--- Begin Listing ---

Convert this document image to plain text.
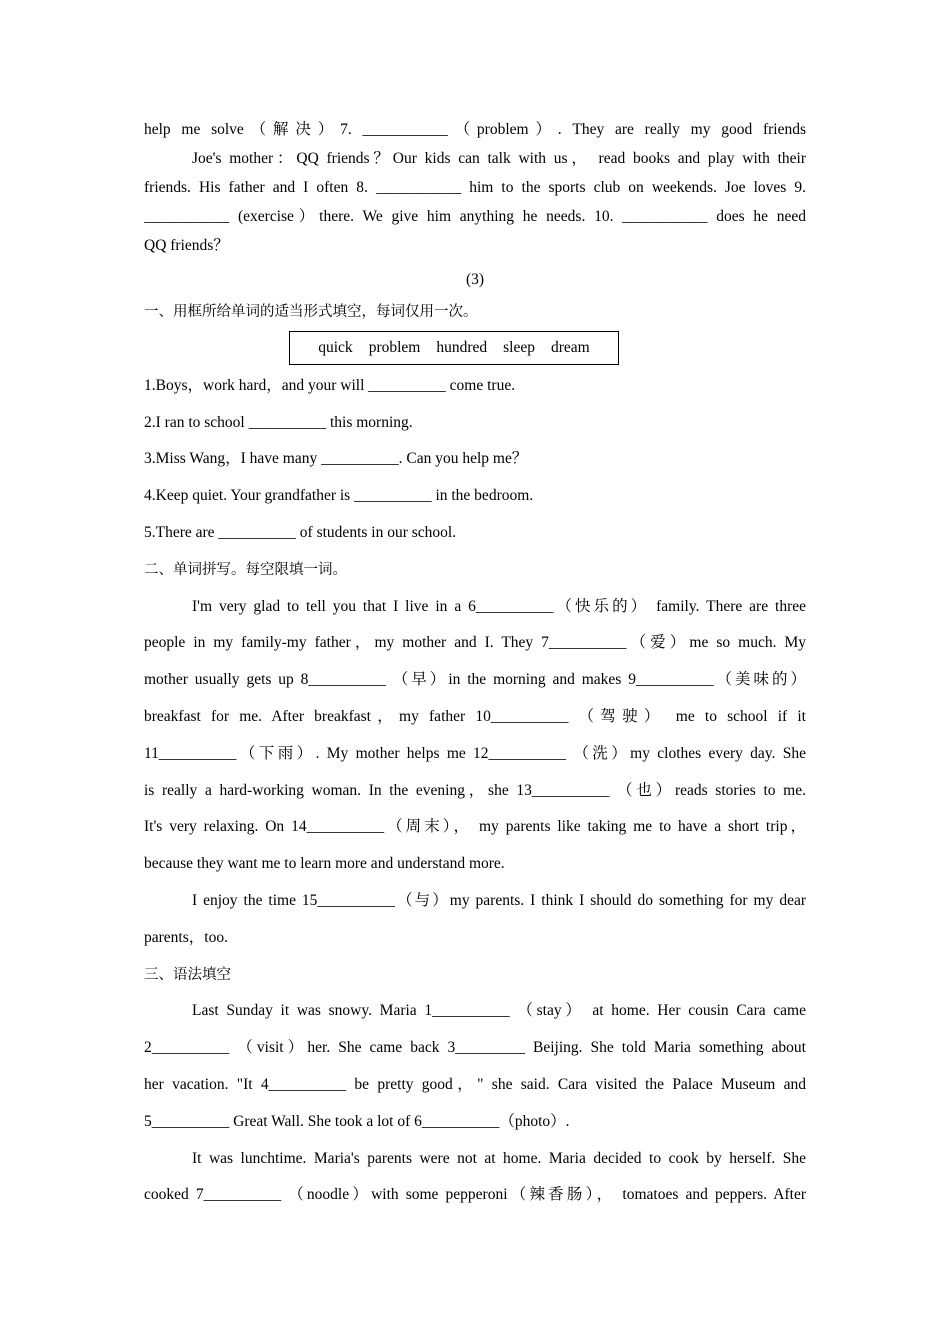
help me solve（解决）7. ___________（problem）. They are really my good friends
Joe's mother：QQ friends？Our kids can talk with us， read books and play with their
friends. His father and I often 8. ___________ him to the sports club on weekends. Joe loves 9.
___________ (exercise）there. We give him anything he needs. 10. ___________ does he need
QQ friends？
(3)
一、用框所给单词的适当形式填空，每词仅用一次。
quick problem hundred sleep dream
1.Boys，work hard，and your will __________ come true.
2.I ran to school __________ this morning.
3.Miss Wang，I have many __________. Can you help me？
4.Keep quiet. Your grandfather is __________ in the bedroom.
5.There are __________ of students in our school.
二、单词拼写。每空限填一词。
I'm very glad to tell you that I live in a 6__________（快乐的） family. There are three
people in my family-my father，my mother and I. They 7__________（爱）me so much. My
mother usually gets up 8__________ （早）in the morning and makes 9__________（美味的）
breakfast for me. After breakfast，my father 10__________ （驾驶） me to school if it
11__________（下雨）. My mother helps me 12__________ （洗）my clothes every day. She
is really a hard-working woman. In the evening，she 13__________ （也）reads stories to me.
It's very relaxing. On 14__________（周末）， my parents like taking me to have a short trip，
because they want me to learn more and understand more.
I enjoy the time 15__________（与）my parents. I think I should do something for my dear
parents，too.
三、语法填空
Last Sunday it was snowy. Maria 1__________ （stay） at home. Her cousin Cara came
2__________ （visit）her. She came back 3_________ Beijing. She told Maria something about
her vacation. "It 4__________ be pretty good，" she said. Cara visited the Palace Museum and
5__________ Great Wall. She took a lot of 6__________（photo）.
It was lunchtime. Maria's parents were not at home. Maria decided to cook by herself. She
cooked 7__________ （noodle）with some pepperoni（辣香肠）， tomatoes and peppers. After
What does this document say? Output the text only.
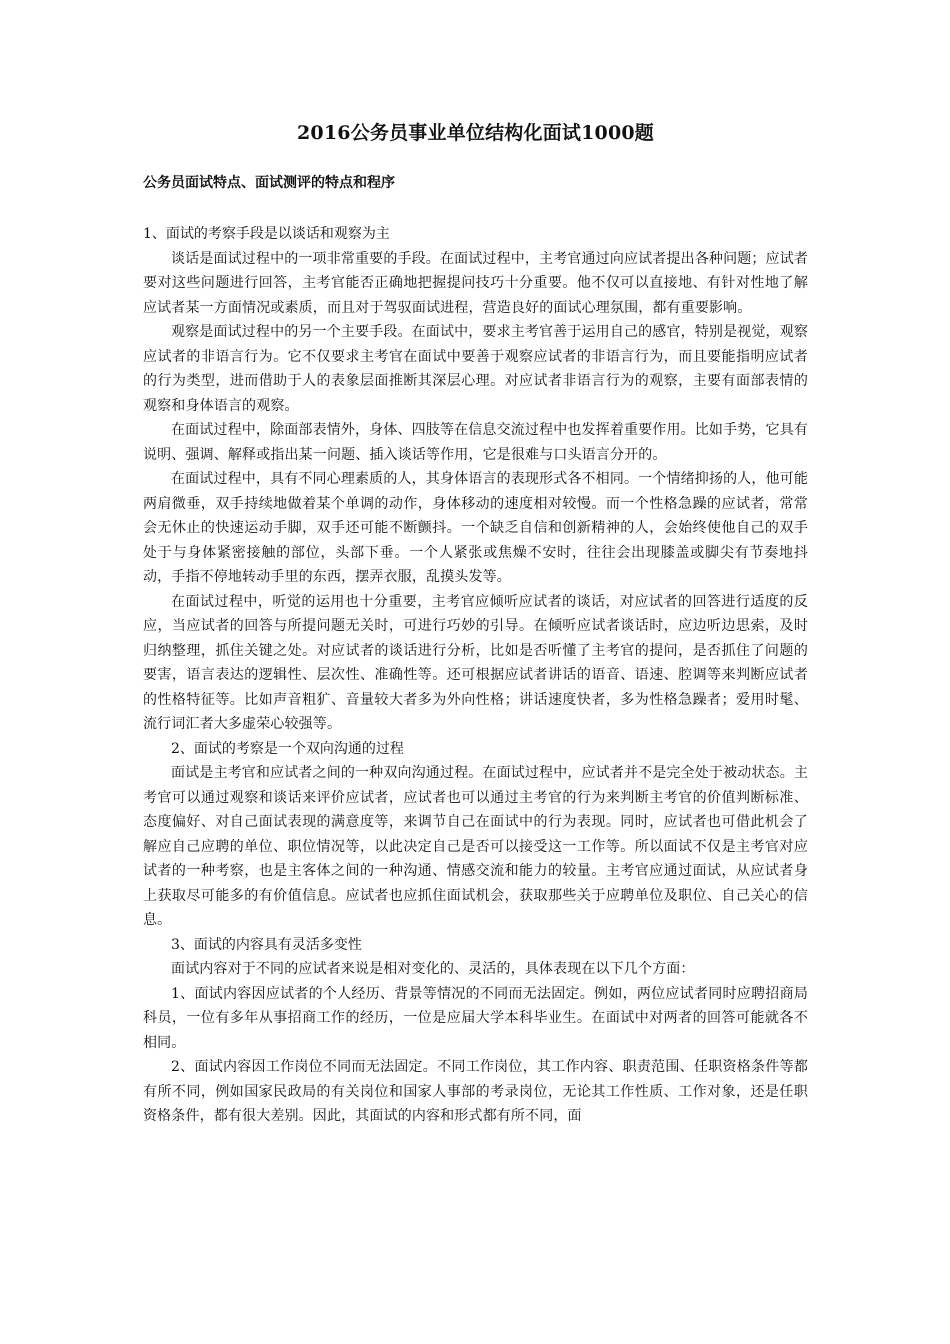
2016公务员事业单位结构化面试1000题
公务员面试特点、面试测评的特点和程序

1、面试的考察手段是以谈话和观察为主

谈话是面试过程中的一项非常重要的手段。在面试过程中，主考官通过向应试者提出各种问题；应试者要对这些问题进行回答，主考官能否正确地把握提问技巧十分重要。他不仅可以直接地、有针对性地了解应试者某一方面情况或素质，而且对于驾驭面试进程，营造良好的面试心理氛围，都有重要影响。

观察是面试过程中的另一个主要手段。在面试中，要求主考官善于运用自己的感官，特别是视觉，观察应试者的非语言行为。它不仅要求主考官在面试中要善于观察应试者的非语言行为，而且要能指明应试者的行为类型，进而借助于人的表象层面推断其深层心理。对应试者非语言行为的观察，主要有面部表情的观察和身体语言的观察。

在面试过程中，除面部表情外，身体、四肢等在信息交流过程中也发挥着重要作用。比如手势，它具有说明、强调、解释或指出某一问题、插入谈话等作用，它是很难与口头语言分开的。

在面试过程中，具有不同心理素质的人，其身体语言的表现形式各不相同。一个情绪抑扬的人，他可能两肩微垂，双手持续地做着某个单调的动作，身体移动的速度相对较慢。而一个性格急躁的应试者，常常会无休止的快速运动手脚，双手还可能不断颤抖。一个缺乏自信和创新精神的人，会始终使他自己的双手处于与身体紧密接触的部位，头部下垂。一个人紧张或焦燥不安时，往往会出现膝盖或脚尖有节奏地抖动，手指不停地转动手里的东西，摆弄衣服，乱摸头发等。

在面试过程中，听觉的运用也十分重要，主考官应倾听应试者的谈话，对应试者的回答进行适度的反应，当应试者的回答与所提问题无关时，可进行巧妙的引导。在倾听应试者谈话时，应边听边思索，及时归纳整理，抓住关键之处。对应试者的谈话进行分析，比如是否听懂了主考官的提问，是否抓住了问题的要害，语言表达的逻辑性、层次性、准确性等。还可根据应试者讲话的语音、语速、腔调等来判断应试者的性格特征等。比如声音粗犷、音量较大者多为外向性格；讲话速度快者，多为性格急躁者；爱用时髦、流行词汇者大多虚荣心较强等。

2、面试的考察是一个双向沟通的过程

面试是主考官和应试者之间的一种双向沟通过程。在面试过程中，应试者并不是完全处于被动状态。主考官可以通过观察和谈话来评价应试者，应试者也可以通过主考官的行为来判断主考官的价值判断标准、态度偏好、对自己面试表现的满意度等，来调节自己在面试中的行为表现。同时，应试者也可借此机会了解应自己应聘的单位、职位情况等，以此决定自己是否可以接受这一工作等。所以面试不仅是主考官对应试者的一种考察，也是主客体之间的一种沟通、情感交流和能力的较量。主考官应通过面试，从应试者身上获取尽可能多的有价值信息。应试者也应抓住面试机会，获取那些关于应聘单位及职位、自己关心的信息。

3、面试的内容具有灵活多变性

面试内容对于不同的应试者来说是相对变化的、灵活的，具体表现在以下几个方面：

1、面试内容因应试者的个人经历、背景等情况的不同而无法固定。例如，两位应试者同时应聘招商局科员，一位有多年从事招商工作的经历，一位是应届大学本科毕业生。在面试中对两者的回答可能就各不相同。

2、面试内容因工作岗位不同而无法固定。不同工作岗位，其工作内容、职责范围、任职资格条件等都有所不同，例如国家民政局的有关岗位和国家人事部的考录岗位，无论其工作性质、工作对象，还是任职资格条件，都有很大差别。因此，其面试的内容和形式都有所不同，面
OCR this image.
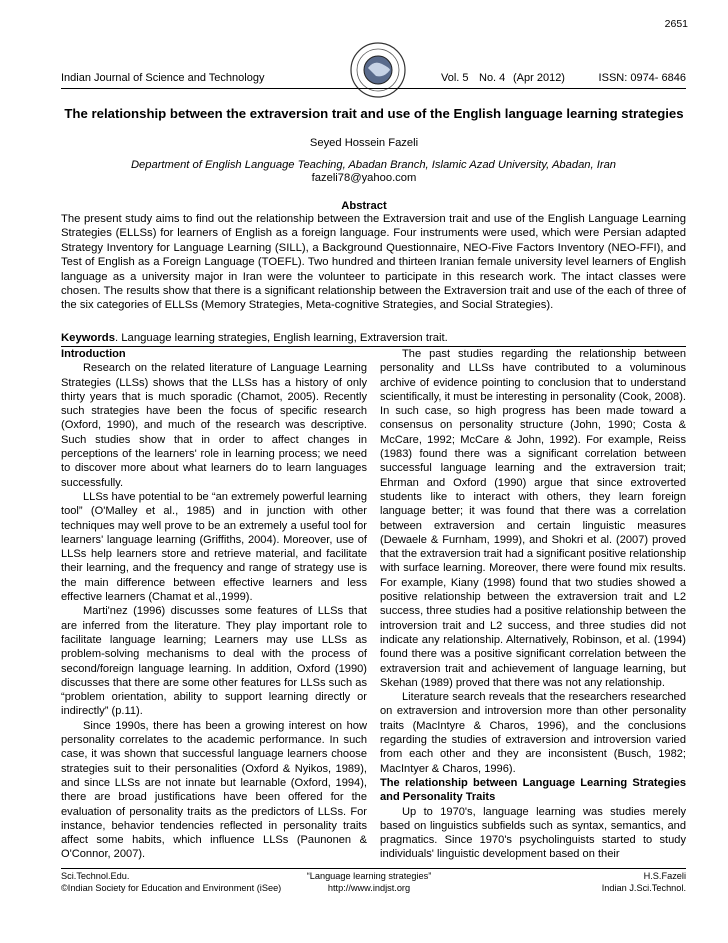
2651
Indian Journal of Science and Technology	Vol. 5 No. 4 (Apr 2012)	ISSN: 0974- 6846
The relationship between the extraversion trait and use of the English language learning strategies
Seyed Hossein Fazeli
Department of English Language Teaching, Abadan Branch, Islamic Azad University, Abadan, Iran
fazeli78@yahoo.com
Abstract
The present study aims to find out the relationship between the Extraversion trait and use of the English Language Learning Strategies (ELLSs) for learners of English as a foreign language. Four instruments were used, which were Persian adapted Strategy Inventory for Language Learning (SILL), a Background Questionnaire, NEO-Five Factors Inventory (NEO-FFI), and Test of English as a Foreign Language (TOEFL). Two hundred and thirteen Iranian female university level learners of English language as a university major in Iran were the volunteer to participate in this research work. The intact classes were chosen. The results show that there is a significant relationship between the Extraversion trait and use of the each of three of the six categories of ELLSs (Memory Strategies, Meta-cognitive Strategies, and Social Strategies).
Keywords. Language learning strategies, English learning, Extraversion trait.

Introduction

Research on the related literature of Language Learning Strategies (LLSs) shows that the LLSs has a history of only thirty years that is much sporadic (Chamot, 2005). Recently such strategies have been the focus of specific research (Oxford, 1990), and much of the research was descriptive. Such studies show that in order to affect changes in perceptions of the learners' role in learning process; we need to discover more about what learners do to learn languages successfully.

LLSs have potential to be “an extremely powerful learning tool” (O'Malley et al., 1985) and in junction with other techniques may well prove to be an extremely a useful tool for learners' language learning (Griffiths, 2004). Moreover, use of LLSs help learners store and retrieve material, and facilitate their learning, and the frequency and range of strategy use is the main difference between effective learners and less effective learners (Chamat et al.,1999).

Marti'nez (1996) discusses some features of LLSs that are inferred from the literature. They play important role to facilitate language learning; Learners may use LLSs as problem-solving mechanisms to deal with the process of second/foreign language learning. In addition, Oxford (1990) discusses that there are some other features for LLSs such as “problem orientation, ability to support learning directly or indirectly” (p.11).

Since 1990s, there has been a growing interest on how personality correlates to the academic performance. In such case, it was shown that successful language learners choose strategies suit to their personalities (Oxford & Nyikos, 1989), and since LLSs are not innate but learnable (Oxford, 1994), there are broad justifications have been offered for the evaluation of personality traits as the predictors of LLSs. For instance, behavior tendencies reflected in personality traits affect some habits, which influence LLSs (Paunonen & O'Connor, 2007).

The past studies regarding the relationship between personality and LLSs have contributed to a voluminous archive of evidence pointing to conclusion that to understand scientifically, it must be interesting in personality (Cook, 2008). In such case, so high progress has been made toward a consensus on personality structure (John, 1990; Costa & McCare, 1992; McCare & John, 1992). For example, Reiss (1983) found there was a significant correlation between successful language learning and the extraversion trait; Ehrman and Oxford (1990) argue that since extroverted students like to interact with others, they learn foreign language better; it was found that there was a correlation between extraversion and certain linguistic measures (Dewaele & Furnham, 1999), and Shokri et al. (2007) proved that the extraversion trait had a significant positive relationship with surface learning. Moreover, there were found mix results. For example, Kiany (1998) found that two studies showed a positive relationship between the extraversion trait and L2 success, three studies had a positive relationship between the introversion trait and L2 success, and three studies did not indicate any relationship. Alternatively, Robinson, et al. (1994) found there was a positive significant correlation between the extraversion trait and achievement of language learning, but Skehan (1989) proved that there was not any relationship.

Literature search reveals that the researchers researched on extraversion and introversion more than other personality traits (MacIntyre & Charos, 1996), and the conclusions regarding the studies of extraversion and introversion varied from each other and they are inconsistent (Busch, 1982; MacIntyer & Charos, 1996).

The relationship between Language Learning Strategies and Personality Traits

Up to 1970's, language learning was studies merely based on linguistics subfields such as syntax, semantics, and pragmatics. Since 1970's psycholinguists started to study individuals' linguistic development based on their

Sci.Technol.Edu.
©Indian Society for Education and Environment (iSee)
“Language learning strategies”
http://www.indjst.org
H.S.Fazeli
Indian J.Sci.Technol.
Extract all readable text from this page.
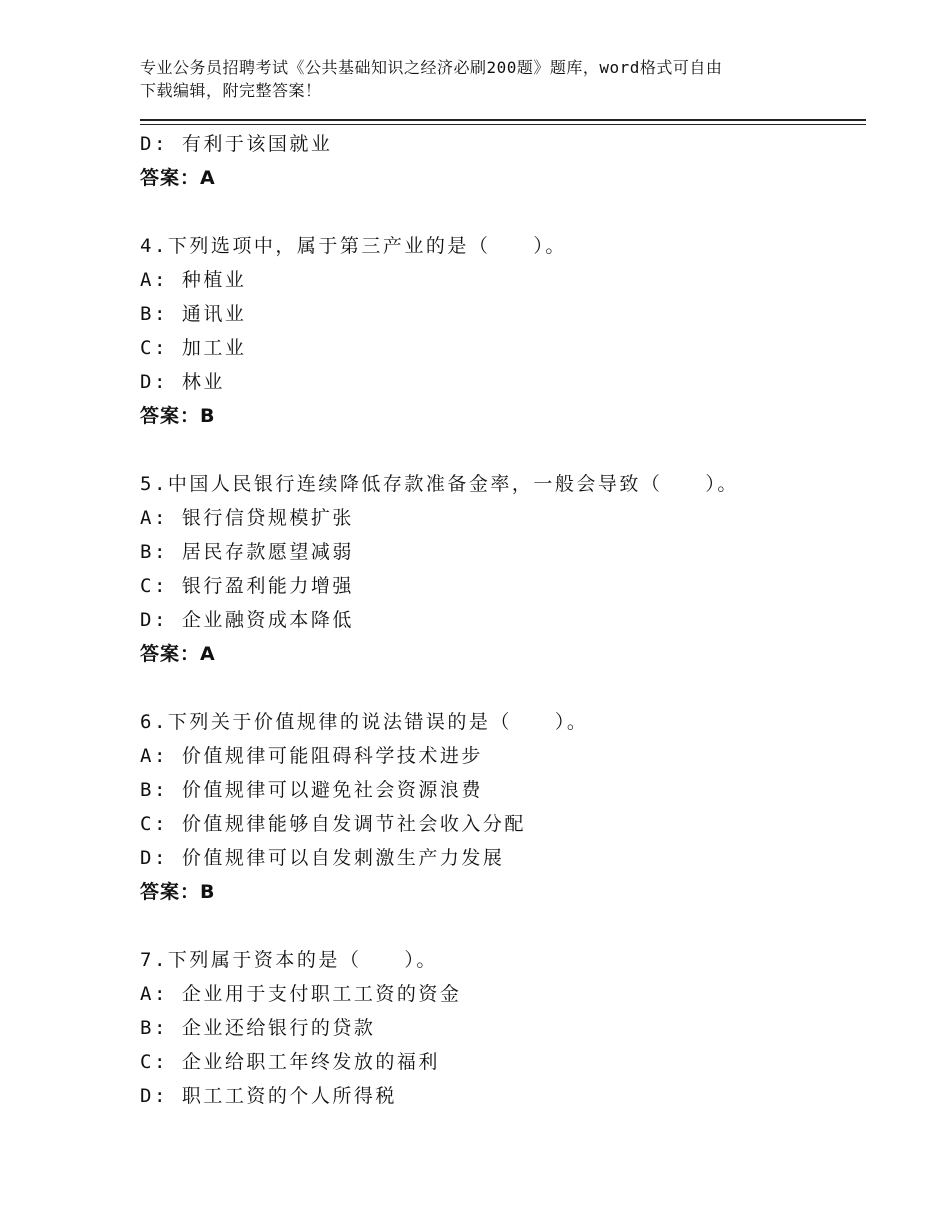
专业公务员招聘考试《公共基础知识之经济必刷200题》题库，word格式可自由
下载编辑，附完整答案！
D: 有利于该国就业
答案：A
4.下列选项中，属于第三产业的是（　　）。
A: 种植业
B: 通讯业
C: 加工业
D: 林业
答案：B
5.中国人民银行连续降低存款准备金率，一般会导致（　　）。
A: 银行信贷规模扩张
B: 居民存款愿望减弱
C: 银行盈利能力增强
D: 企业融资成本降低
答案：A
6.下列关于价值规律的说法错误的是（　　）。
A: 价值规律可能阻碍科学技术进步
B: 价值规律可以避免社会资源浪费
C: 价值规律能够自发调节社会收入分配
D: 价值规律可以自发刺激生产力发展
答案：B
7.下列属于资本的是（　　）。
A: 企业用于支付职工工资的资金
B: 企业还给银行的贷款
C: 企业给职工年终发放的福利
D: 职工工资的个人所得税
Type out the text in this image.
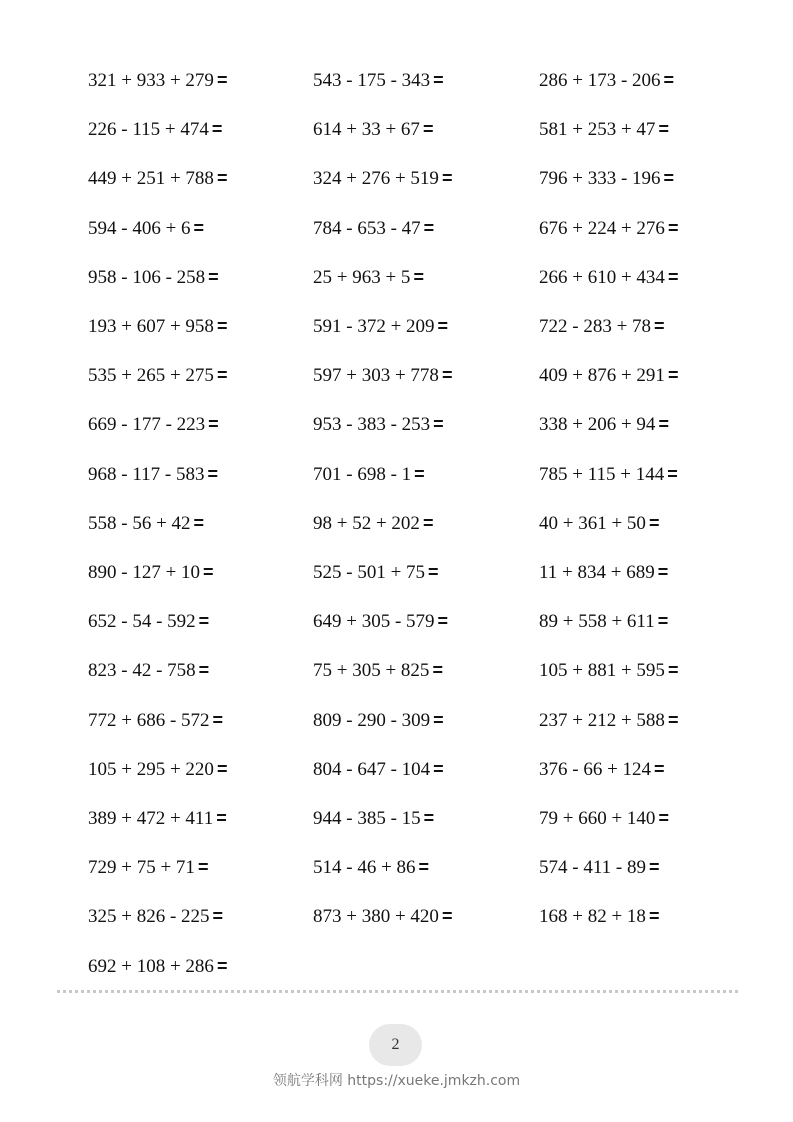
321 + 933 + 279 =	543 - 175 - 343 =	286 + 173 - 206 =
226 - 115 + 474 =	614 + 33 + 67 =	581 + 253 + 47 =
449 + 251 + 788 =	324 + 276 + 519 =	796 + 333 - 196 =
594 - 406 + 6 =	784 - 653 - 47 =	676 + 224 + 276 =
958 - 106 - 258 =	25 + 963 + 5 =	266 + 610 + 434 =
193 + 607 + 958 =	591 - 372 + 209 =	722 - 283 + 78 =
535 + 265 + 275 =	597 + 303 + 778 =	409 + 876 + 291 =
669 - 177 - 223 =	953 - 383 - 253 =	338 + 206 + 94 =
968 - 117 - 583 =	701 - 698 - 1 =	785 + 115 + 144 =
558 - 56 + 42 =	98 + 52 + 202 =	40 + 361 + 50 =
890 - 127 + 10 =	525 - 501 + 75 =	11 + 834 + 689 =
652 - 54 - 592 =	649 + 305 - 579 =	89 + 558 + 611 =
823 - 42 - 758 =	75 + 305 + 825 =	105 + 881 + 595 =
772 + 686 - 572 =	809 - 290 - 309 =	237 + 212 + 588 =
105 + 295 + 220 =	804 - 647 - 104 =	376 - 66 + 124 =
389 + 472 + 411 =	944 - 385 - 15 =	79 + 660 + 140 =
729 + 75 + 71 =	514 - 46 + 86 =	574 - 411 - 89 =
325 + 826 - 225 =	873 + 380 + 420 =	168 + 82 + 18 =
692 + 108 + 286 =
2
领航学科网 https://xueke.jmkzh.com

--- End Listing ---

Instruction –
Of the lines in the data, how many contain the word "Cara"? Provide the number and nothing further.

Task output –
2